What to do => Examine the material below. Gather every line in which the string "Read" appears.

===

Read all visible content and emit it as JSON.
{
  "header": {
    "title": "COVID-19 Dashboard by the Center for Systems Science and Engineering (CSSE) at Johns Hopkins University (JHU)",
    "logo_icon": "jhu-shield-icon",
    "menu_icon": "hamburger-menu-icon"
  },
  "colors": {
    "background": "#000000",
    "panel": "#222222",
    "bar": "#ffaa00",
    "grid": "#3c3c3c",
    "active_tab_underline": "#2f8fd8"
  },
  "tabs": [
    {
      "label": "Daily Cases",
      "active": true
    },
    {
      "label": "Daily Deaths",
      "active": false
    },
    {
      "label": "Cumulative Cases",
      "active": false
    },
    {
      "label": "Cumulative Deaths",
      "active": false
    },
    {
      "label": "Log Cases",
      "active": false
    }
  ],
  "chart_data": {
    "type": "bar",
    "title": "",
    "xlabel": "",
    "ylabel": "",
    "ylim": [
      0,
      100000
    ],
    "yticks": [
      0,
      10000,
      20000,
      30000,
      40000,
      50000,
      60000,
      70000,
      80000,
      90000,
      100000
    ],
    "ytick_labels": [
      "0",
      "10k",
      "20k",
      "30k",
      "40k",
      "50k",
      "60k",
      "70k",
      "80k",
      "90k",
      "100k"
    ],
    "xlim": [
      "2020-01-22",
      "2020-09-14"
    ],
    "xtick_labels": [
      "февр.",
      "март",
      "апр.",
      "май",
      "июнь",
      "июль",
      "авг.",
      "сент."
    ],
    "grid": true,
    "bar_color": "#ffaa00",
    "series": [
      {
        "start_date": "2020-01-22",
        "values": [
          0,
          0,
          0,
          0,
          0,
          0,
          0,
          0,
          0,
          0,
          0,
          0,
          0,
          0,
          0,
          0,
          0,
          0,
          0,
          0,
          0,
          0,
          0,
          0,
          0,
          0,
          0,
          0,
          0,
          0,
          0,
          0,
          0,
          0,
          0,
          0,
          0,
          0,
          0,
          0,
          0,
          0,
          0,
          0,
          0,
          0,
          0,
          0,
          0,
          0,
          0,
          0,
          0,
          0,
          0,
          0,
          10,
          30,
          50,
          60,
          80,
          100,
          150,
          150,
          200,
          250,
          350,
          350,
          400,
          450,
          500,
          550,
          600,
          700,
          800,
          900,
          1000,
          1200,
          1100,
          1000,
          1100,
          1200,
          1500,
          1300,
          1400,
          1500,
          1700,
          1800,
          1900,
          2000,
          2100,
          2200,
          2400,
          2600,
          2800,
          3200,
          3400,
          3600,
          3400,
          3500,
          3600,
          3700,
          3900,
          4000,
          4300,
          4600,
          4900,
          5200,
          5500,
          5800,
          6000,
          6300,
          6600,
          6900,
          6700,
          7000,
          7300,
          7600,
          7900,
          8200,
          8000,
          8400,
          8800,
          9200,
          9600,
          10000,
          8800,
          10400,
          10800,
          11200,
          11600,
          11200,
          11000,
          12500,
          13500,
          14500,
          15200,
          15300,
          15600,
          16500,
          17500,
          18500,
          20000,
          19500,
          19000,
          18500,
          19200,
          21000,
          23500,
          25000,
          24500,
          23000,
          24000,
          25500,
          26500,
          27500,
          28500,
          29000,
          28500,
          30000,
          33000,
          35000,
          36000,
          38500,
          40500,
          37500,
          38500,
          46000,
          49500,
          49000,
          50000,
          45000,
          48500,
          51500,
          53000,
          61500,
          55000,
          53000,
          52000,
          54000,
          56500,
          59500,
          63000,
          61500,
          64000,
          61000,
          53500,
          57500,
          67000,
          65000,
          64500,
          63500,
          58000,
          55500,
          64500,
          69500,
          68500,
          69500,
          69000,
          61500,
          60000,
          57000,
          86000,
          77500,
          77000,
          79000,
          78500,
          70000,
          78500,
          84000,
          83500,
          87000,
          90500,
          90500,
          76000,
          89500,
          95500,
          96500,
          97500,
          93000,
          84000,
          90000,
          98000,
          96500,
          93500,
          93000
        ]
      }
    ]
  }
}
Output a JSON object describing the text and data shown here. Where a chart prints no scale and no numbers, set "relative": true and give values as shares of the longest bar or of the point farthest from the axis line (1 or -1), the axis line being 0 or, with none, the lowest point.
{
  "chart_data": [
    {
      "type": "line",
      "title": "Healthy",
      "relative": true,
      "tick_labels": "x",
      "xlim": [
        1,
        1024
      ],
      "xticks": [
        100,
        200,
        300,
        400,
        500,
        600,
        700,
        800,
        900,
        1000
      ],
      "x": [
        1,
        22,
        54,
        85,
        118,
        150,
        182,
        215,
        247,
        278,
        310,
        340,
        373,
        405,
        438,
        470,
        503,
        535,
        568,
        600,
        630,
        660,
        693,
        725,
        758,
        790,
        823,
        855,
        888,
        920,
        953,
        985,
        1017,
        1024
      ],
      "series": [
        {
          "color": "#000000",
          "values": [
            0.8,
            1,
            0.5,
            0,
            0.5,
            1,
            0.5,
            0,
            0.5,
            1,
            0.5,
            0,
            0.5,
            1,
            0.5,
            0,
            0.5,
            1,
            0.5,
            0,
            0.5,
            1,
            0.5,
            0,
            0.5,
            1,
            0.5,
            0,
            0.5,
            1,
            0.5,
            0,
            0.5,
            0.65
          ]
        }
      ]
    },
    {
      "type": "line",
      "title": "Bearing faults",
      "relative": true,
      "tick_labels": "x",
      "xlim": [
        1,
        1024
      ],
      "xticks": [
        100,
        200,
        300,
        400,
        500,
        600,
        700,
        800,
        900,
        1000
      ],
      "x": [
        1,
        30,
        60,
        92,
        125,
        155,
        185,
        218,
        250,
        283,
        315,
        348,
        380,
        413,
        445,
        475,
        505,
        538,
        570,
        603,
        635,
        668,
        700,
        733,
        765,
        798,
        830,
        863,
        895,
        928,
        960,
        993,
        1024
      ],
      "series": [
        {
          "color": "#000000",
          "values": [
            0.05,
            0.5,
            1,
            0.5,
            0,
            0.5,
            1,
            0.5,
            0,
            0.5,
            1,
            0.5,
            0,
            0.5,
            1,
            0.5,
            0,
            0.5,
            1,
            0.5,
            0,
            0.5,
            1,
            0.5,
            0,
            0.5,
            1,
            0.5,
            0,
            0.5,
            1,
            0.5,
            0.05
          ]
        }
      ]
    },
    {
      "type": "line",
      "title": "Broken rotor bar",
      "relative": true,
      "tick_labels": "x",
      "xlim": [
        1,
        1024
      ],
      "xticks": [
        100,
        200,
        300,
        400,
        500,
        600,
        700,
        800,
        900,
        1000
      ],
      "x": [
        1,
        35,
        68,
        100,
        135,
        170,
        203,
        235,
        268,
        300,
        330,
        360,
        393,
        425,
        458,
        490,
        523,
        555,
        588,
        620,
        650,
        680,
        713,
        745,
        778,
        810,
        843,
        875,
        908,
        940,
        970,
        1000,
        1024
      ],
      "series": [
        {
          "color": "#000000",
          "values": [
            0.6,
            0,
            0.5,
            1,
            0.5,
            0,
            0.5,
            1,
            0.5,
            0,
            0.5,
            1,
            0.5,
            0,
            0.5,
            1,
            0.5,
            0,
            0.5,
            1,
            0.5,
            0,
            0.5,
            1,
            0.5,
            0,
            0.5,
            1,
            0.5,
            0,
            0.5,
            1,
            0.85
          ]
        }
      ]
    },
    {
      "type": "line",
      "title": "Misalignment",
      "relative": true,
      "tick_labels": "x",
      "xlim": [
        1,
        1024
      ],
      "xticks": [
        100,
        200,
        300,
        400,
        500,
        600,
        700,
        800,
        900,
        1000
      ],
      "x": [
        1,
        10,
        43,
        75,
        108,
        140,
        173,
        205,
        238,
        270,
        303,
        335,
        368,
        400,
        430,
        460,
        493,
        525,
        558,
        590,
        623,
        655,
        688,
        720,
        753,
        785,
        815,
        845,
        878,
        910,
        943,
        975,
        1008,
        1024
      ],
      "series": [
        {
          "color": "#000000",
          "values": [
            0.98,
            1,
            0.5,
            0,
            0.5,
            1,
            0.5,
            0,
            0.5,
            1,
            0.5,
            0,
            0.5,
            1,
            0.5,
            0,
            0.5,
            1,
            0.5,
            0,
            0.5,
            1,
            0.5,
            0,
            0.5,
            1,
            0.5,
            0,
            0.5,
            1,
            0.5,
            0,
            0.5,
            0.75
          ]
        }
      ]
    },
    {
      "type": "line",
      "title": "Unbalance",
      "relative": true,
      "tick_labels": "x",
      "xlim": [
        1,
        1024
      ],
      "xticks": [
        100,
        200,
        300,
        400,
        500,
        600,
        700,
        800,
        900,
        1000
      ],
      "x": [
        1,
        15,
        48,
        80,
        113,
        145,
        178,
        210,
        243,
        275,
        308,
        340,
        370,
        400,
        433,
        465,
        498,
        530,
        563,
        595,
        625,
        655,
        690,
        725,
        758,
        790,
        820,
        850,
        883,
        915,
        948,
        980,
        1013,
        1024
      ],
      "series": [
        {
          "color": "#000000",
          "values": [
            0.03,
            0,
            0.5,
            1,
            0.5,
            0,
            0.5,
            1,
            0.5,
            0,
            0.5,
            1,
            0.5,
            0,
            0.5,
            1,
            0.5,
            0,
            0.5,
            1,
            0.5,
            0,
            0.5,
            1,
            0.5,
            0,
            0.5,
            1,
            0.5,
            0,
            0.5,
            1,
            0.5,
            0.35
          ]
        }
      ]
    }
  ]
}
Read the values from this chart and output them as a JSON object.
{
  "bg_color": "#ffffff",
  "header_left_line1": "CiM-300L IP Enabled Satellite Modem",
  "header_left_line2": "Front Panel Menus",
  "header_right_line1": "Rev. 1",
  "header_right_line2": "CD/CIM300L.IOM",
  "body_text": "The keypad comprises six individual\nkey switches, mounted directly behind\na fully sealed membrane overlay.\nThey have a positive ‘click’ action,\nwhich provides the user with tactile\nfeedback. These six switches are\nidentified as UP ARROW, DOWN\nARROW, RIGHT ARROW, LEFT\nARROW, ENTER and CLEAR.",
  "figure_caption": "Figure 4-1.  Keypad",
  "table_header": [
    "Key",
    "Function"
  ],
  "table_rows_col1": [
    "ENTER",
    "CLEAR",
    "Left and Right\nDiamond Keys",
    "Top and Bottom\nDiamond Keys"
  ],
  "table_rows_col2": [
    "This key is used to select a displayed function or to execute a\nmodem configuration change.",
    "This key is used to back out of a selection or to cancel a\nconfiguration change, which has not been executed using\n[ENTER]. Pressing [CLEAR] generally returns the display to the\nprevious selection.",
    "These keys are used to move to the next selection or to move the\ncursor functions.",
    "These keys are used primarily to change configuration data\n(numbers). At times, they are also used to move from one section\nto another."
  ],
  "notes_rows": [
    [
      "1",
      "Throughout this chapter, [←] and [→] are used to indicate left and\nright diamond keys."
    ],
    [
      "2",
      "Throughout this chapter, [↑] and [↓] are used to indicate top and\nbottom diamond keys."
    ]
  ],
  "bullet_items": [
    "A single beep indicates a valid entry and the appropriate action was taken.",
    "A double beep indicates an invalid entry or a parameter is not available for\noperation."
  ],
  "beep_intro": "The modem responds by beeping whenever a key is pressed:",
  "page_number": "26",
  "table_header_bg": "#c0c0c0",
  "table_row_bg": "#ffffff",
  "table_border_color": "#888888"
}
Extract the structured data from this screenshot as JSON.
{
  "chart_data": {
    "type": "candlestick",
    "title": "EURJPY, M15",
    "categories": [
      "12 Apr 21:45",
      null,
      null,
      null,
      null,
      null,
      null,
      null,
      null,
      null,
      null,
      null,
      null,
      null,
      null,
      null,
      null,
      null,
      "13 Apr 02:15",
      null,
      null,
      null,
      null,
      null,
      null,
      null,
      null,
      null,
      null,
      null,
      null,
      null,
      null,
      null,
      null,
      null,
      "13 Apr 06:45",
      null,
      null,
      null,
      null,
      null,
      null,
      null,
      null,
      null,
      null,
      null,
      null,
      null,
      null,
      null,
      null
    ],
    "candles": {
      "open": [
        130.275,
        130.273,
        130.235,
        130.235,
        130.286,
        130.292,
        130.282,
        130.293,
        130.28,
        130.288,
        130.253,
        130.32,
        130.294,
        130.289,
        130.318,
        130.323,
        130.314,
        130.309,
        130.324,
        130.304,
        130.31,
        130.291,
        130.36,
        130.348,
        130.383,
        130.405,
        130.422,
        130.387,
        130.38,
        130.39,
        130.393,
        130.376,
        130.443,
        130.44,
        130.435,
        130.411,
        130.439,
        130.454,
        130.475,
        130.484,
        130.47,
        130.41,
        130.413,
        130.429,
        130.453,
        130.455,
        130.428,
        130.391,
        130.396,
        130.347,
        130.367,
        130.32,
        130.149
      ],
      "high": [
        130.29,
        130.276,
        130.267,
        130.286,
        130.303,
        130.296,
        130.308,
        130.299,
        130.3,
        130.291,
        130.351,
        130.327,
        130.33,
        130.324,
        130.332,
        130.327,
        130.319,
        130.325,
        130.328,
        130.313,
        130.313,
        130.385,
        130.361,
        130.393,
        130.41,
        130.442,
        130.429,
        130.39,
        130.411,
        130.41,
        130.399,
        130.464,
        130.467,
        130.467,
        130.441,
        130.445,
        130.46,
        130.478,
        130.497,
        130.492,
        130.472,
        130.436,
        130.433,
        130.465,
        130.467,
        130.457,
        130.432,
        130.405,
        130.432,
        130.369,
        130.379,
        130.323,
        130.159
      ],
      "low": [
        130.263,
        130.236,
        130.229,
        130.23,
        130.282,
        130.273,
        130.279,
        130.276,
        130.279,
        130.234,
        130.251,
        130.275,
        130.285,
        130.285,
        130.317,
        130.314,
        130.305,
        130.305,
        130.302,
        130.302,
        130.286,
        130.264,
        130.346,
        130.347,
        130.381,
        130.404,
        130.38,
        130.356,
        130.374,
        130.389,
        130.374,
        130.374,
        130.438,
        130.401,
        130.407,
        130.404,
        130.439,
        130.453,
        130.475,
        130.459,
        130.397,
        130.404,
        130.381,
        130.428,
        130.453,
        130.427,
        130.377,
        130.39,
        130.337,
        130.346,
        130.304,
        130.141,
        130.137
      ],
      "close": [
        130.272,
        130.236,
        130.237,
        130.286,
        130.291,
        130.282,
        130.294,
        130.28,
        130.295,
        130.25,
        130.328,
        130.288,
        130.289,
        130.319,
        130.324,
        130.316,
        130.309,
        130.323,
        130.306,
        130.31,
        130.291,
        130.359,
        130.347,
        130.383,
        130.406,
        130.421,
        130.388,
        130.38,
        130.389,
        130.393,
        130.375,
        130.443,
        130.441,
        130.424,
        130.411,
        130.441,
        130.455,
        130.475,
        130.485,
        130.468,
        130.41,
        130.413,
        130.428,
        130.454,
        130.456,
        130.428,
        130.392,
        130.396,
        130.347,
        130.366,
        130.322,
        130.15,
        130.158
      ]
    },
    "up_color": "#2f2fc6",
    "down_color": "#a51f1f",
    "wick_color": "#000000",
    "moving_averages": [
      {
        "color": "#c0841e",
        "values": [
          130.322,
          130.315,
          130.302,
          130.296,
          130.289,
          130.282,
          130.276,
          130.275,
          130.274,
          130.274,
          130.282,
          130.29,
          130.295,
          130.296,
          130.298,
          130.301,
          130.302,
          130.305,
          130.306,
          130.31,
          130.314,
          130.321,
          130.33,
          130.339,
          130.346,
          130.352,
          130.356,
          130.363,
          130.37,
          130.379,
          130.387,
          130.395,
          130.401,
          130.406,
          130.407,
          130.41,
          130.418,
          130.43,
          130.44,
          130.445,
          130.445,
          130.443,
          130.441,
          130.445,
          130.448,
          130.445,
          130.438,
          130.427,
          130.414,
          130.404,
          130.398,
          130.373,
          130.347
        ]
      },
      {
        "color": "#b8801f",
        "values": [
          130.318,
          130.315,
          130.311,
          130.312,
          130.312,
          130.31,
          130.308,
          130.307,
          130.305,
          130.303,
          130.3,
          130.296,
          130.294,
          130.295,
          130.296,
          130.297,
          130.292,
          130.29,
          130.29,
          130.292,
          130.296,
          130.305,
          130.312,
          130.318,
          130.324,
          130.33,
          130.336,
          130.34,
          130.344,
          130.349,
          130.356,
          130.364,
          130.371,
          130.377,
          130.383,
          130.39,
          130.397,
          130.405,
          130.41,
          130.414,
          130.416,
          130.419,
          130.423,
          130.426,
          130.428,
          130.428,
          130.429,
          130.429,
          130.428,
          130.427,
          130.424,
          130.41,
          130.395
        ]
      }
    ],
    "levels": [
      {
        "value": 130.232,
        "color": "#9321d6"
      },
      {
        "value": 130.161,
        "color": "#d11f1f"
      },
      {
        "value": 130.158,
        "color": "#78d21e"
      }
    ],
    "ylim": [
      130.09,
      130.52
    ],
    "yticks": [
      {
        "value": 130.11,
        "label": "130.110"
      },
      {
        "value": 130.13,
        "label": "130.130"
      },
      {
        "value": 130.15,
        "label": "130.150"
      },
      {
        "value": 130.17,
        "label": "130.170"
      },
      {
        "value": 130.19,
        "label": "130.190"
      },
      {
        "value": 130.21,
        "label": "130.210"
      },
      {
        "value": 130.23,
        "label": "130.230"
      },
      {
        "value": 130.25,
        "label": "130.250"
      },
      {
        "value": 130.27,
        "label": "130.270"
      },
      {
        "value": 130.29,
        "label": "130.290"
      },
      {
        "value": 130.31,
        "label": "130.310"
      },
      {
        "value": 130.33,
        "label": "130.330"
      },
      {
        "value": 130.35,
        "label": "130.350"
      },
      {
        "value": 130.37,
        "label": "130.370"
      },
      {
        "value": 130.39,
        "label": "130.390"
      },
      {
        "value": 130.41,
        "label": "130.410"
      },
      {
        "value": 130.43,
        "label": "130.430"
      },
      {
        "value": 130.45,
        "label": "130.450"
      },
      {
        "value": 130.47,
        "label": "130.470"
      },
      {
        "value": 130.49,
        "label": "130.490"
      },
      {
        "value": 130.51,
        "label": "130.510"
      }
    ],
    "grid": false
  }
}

===

Exercise answer =>
Read all visible content and emit it as JSON.
Read the values from this chart and output them as a JSON object.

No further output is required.